§ Requirements: Provide only the number of lines in the records below that include "Society".

§ Listed records:
┌────────
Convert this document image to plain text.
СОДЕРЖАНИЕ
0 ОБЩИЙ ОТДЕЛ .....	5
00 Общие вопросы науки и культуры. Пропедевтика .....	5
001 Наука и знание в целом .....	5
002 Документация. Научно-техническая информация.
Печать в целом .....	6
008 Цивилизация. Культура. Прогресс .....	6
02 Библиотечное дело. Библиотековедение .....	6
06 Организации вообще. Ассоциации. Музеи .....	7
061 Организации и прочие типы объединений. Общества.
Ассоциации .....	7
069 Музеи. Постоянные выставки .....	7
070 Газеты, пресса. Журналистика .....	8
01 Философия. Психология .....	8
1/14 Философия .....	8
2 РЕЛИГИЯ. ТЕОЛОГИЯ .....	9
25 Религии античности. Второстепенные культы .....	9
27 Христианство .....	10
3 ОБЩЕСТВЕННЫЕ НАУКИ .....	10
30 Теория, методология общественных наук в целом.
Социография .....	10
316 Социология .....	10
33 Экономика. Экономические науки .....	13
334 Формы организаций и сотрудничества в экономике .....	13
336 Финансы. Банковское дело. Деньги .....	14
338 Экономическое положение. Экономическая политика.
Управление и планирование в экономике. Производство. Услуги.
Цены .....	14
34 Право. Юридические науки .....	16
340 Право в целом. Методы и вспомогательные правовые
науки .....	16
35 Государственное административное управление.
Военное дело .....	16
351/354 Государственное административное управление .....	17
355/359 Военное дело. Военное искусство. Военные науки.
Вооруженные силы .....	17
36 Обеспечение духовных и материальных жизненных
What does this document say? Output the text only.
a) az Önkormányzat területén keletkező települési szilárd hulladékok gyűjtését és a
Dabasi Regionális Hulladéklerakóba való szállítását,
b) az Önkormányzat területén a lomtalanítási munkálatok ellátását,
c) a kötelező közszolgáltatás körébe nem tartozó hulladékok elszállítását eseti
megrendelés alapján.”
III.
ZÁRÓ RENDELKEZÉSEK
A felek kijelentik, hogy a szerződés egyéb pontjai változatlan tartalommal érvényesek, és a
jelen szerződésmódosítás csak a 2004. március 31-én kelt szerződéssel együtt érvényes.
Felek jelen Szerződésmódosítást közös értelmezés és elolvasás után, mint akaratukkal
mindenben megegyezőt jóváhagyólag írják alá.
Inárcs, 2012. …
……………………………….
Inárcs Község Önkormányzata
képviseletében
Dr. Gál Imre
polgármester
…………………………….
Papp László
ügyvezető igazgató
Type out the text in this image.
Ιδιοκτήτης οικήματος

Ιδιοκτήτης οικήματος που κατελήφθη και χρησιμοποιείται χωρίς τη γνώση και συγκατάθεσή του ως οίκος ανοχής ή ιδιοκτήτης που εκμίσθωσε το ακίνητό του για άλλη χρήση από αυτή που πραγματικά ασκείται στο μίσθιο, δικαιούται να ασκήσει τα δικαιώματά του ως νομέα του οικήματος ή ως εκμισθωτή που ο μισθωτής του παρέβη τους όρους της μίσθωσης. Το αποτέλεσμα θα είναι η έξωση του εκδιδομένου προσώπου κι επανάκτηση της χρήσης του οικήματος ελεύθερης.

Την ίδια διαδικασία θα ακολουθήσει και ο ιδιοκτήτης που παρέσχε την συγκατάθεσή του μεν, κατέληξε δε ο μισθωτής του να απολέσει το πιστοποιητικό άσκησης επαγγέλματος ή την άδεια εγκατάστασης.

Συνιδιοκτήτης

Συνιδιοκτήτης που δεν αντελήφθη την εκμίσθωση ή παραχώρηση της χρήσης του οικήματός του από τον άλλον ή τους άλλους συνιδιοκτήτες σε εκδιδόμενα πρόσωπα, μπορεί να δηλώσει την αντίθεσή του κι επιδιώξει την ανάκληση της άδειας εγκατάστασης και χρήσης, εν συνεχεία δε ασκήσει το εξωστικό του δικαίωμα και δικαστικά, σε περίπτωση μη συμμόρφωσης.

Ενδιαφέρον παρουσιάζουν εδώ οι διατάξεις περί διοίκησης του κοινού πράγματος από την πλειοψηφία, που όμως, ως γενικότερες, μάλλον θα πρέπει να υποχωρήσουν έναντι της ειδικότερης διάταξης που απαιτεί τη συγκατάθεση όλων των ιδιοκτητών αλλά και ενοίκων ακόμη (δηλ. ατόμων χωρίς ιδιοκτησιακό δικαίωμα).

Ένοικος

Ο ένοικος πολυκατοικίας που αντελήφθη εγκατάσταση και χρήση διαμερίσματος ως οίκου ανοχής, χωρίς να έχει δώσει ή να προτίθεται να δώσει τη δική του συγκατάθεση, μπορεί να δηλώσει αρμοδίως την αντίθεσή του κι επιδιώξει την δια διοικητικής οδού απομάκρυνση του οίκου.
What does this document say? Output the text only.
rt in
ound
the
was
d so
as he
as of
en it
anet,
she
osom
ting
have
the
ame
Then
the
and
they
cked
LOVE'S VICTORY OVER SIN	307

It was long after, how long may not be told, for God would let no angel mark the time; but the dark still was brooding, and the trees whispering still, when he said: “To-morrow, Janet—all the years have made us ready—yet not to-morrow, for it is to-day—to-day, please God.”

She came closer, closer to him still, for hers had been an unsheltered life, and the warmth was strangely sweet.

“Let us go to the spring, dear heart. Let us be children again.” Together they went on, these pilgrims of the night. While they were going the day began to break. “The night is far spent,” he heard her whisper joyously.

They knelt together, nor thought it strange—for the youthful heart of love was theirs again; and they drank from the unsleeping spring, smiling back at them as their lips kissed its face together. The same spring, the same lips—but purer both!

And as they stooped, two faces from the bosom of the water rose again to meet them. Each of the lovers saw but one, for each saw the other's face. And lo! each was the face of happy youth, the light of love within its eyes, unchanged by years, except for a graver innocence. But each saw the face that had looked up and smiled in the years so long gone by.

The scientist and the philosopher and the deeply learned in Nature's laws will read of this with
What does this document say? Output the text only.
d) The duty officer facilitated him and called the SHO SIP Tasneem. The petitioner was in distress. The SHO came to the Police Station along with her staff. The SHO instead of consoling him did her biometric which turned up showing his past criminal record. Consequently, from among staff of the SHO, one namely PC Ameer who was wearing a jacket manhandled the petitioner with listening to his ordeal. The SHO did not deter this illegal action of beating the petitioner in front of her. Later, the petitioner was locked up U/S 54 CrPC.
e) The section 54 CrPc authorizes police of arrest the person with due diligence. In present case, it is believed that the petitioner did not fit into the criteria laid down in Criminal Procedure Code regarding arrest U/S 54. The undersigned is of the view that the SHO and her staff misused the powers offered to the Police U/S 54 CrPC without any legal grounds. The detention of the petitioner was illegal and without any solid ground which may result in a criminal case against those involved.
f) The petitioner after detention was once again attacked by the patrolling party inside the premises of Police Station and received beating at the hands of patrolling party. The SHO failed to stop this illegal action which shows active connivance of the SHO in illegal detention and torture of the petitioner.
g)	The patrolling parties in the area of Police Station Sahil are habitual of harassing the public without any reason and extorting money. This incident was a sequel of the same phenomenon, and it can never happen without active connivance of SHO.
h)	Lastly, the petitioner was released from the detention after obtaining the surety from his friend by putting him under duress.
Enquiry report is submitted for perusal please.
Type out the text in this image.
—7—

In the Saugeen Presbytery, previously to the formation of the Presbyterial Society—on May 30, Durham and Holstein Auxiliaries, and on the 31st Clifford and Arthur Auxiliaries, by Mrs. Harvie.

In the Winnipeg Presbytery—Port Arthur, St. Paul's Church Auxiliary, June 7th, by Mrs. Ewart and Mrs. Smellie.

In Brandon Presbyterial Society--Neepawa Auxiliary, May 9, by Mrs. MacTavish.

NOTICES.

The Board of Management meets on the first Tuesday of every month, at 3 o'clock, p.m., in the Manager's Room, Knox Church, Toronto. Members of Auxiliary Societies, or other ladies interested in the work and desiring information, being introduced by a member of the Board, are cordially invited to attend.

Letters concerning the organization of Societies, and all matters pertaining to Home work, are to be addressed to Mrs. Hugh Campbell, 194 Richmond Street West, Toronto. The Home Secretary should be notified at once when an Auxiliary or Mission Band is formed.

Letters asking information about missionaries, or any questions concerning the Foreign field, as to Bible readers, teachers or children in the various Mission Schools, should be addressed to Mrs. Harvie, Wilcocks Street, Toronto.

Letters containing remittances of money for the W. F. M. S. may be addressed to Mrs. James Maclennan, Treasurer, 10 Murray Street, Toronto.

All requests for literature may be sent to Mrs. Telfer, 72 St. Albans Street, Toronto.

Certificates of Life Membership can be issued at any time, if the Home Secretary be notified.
└────────
§ Answer to this exercise: 2